* Direction:
Will you output all of the data below exactly, omitting the images?

***

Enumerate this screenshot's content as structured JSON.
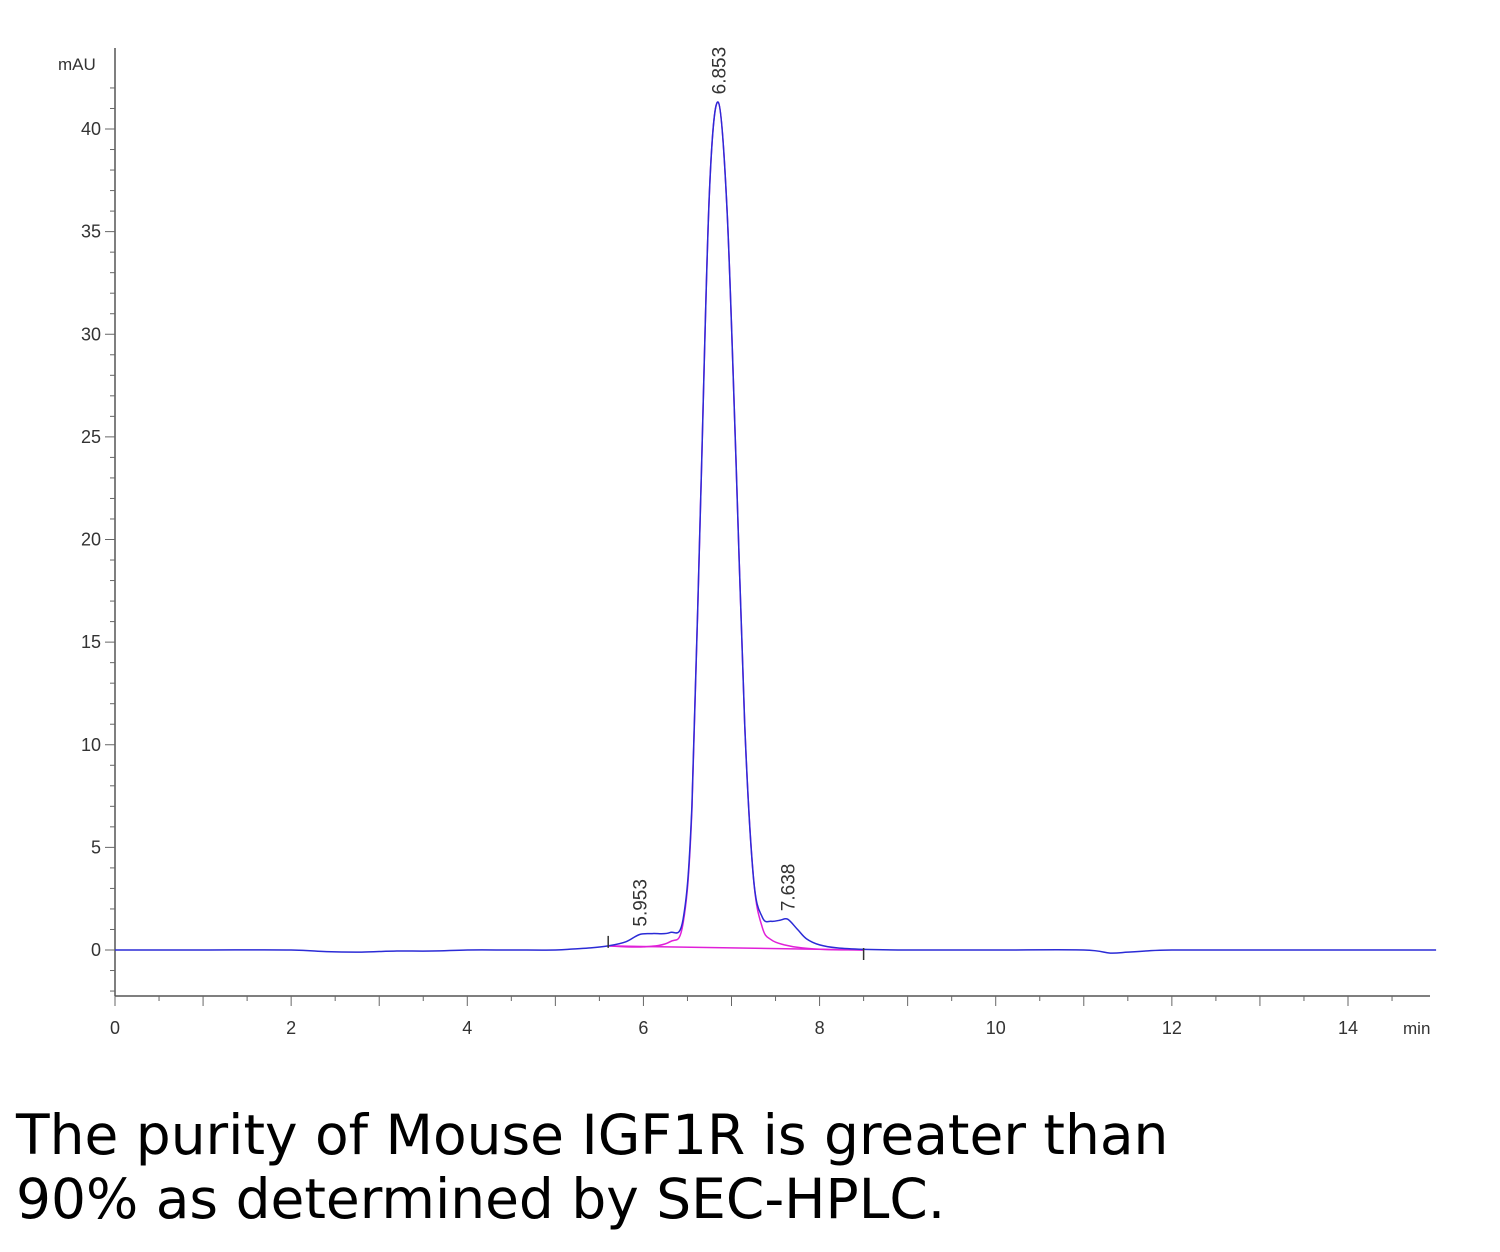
{
  "caption": {
    "line1": "The purity of Mouse IGF1R is greater than",
    "line2": "90% as determined by SEC-HPLC."
  },
  "chart_data": {
    "type": "line",
    "title": "",
    "ylabel": "mAU",
    "xlabel": "min",
    "xlim": [
      0,
      15
    ],
    "ylim": [
      -2.2,
      43
    ],
    "x_ticks": [
      0,
      2,
      4,
      6,
      8,
      10,
      12,
      14
    ],
    "y_ticks": [
      0,
      5,
      10,
      15,
      20,
      25,
      30,
      35,
      40
    ],
    "grid": false,
    "colors": {
      "signal": "#2b2bd6",
      "fit": "#e020d8",
      "axis": "#000000",
      "label": "#333333"
    },
    "peaks": [
      {
        "label": "5.953",
        "rt": 5.953,
        "height": 0.75
      },
      {
        "label": "6.853",
        "rt": 6.853,
        "height": 41.3
      },
      {
        "label": "7.638",
        "rt": 7.638,
        "height": 1.5
      }
    ],
    "baseline": {
      "start": 5.6,
      "end": 8.5
    },
    "series": [
      {
        "name": "",
        "x": [
          0,
          1,
          2,
          2.4,
          2.8,
          3.2,
          3.6,
          4,
          4.5,
          5,
          5.2,
          5.4,
          5.6,
          5.8,
          5.953,
          6.1,
          6.3,
          6.45,
          6.55,
          6.65,
          6.75,
          6.85,
          6.95,
          7.05,
          7.15,
          7.25,
          7.35,
          7.45,
          7.55,
          7.638,
          7.75,
          7.85,
          8.0,
          8.2,
          8.5,
          9,
          10,
          11,
          11.3,
          11.5,
          11.7,
          12,
          13,
          14,
          15
        ],
        "y": [
          0,
          0,
          0,
          -0.08,
          -0.1,
          -0.05,
          -0.05,
          0,
          0,
          0,
          0.05,
          0.1,
          0.2,
          0.4,
          0.75,
          0.8,
          0.85,
          1.5,
          7,
          22,
          37,
          41.3,
          36,
          24,
          11,
          3.5,
          1.6,
          1.4,
          1.45,
          1.5,
          1.0,
          0.55,
          0.25,
          0.1,
          0.03,
          0,
          0,
          0,
          -0.15,
          -0.1,
          -0.05,
          0,
          0,
          0,
          0
        ]
      },
      {
        "name": "",
        "x": [
          5.6,
          6.0,
          6.3,
          6.45,
          6.55,
          6.65,
          6.75,
          6.85,
          6.95,
          7.05,
          7.15,
          7.25,
          7.35,
          7.45,
          7.6,
          7.8,
          8.1,
          8.5
        ],
        "y": [
          0.2,
          0.15,
          0.4,
          1.3,
          6.8,
          22,
          37,
          41.3,
          36,
          24,
          11,
          3.5,
          1.1,
          0.5,
          0.25,
          0.1,
          0.02,
          0
        ]
      }
    ]
  }
}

***

* Answer:
Enumerate this screenshot's content as structured JSON.
{
  "caption": {
    "line1": "The purity of Mouse IGF1R is greater than",
    "line2": "90% as determined by SEC-HPLC."
  },
  "chart_data": {
    "type": "line",
    "title": "",
    "ylabel": "mAU",
    "xlabel": "min",
    "xlim": [
      0,
      15
    ],
    "ylim": [
      -2.2,
      43
    ],
    "x_ticks": [
      0,
      2,
      4,
      6,
      8,
      10,
      12,
      14
    ],
    "y_ticks": [
      0,
      5,
      10,
      15,
      20,
      25,
      30,
      35,
      40
    ],
    "grid": false,
    "colors": {
      "signal": "#2b2bd6",
      "fit": "#e020d8",
      "axis": "#000000",
      "label": "#333333"
    },
    "peaks": [
      {
        "label": "5.953",
        "rt": 5.953,
        "height": 0.75
      },
      {
        "label": "6.853",
        "rt": 6.853,
        "height": 41.3
      },
      {
        "label": "7.638",
        "rt": 7.638,
        "height": 1.5
      }
    ],
    "baseline": {
      "start": 5.6,
      "end": 8.5
    },
    "series": [
      {
        "name": "",
        "x": [
          0,
          1,
          2,
          2.4,
          2.8,
          3.2,
          3.6,
          4,
          4.5,
          5,
          5.2,
          5.4,
          5.6,
          5.8,
          5.953,
          6.1,
          6.3,
          6.45,
          6.55,
          6.65,
          6.75,
          6.85,
          6.95,
          7.05,
          7.15,
          7.25,
          7.35,
          7.45,
          7.55,
          7.638,
          7.75,
          7.85,
          8.0,
          8.2,
          8.5,
          9,
          10,
          11,
          11.3,
          11.5,
          11.7,
          12,
          13,
          14,
          15
        ],
        "y": [
          0,
          0,
          0,
          -0.08,
          -0.1,
          -0.05,
          -0.05,
          0,
          0,
          0,
          0.05,
          0.1,
          0.2,
          0.4,
          0.75,
          0.8,
          0.85,
          1.5,
          7,
          22,
          37,
          41.3,
          36,
          24,
          11,
          3.5,
          1.6,
          1.4,
          1.45,
          1.5,
          1.0,
          0.55,
          0.25,
          0.1,
          0.03,
          0,
          0,
          0,
          -0.15,
          -0.1,
          -0.05,
          0,
          0,
          0,
          0
        ]
      },
      {
        "name": "",
        "x": [
          5.6,
          6.0,
          6.3,
          6.45,
          6.55,
          6.65,
          6.75,
          6.85,
          6.95,
          7.05,
          7.15,
          7.25,
          7.35,
          7.45,
          7.6,
          7.8,
          8.1,
          8.5
        ],
        "y": [
          0.2,
          0.15,
          0.4,
          1.3,
          6.8,
          22,
          37,
          41.3,
          36,
          24,
          11,
          3.5,
          1.1,
          0.5,
          0.25,
          0.1,
          0.02,
          0
        ]
      }
    ]
  }
}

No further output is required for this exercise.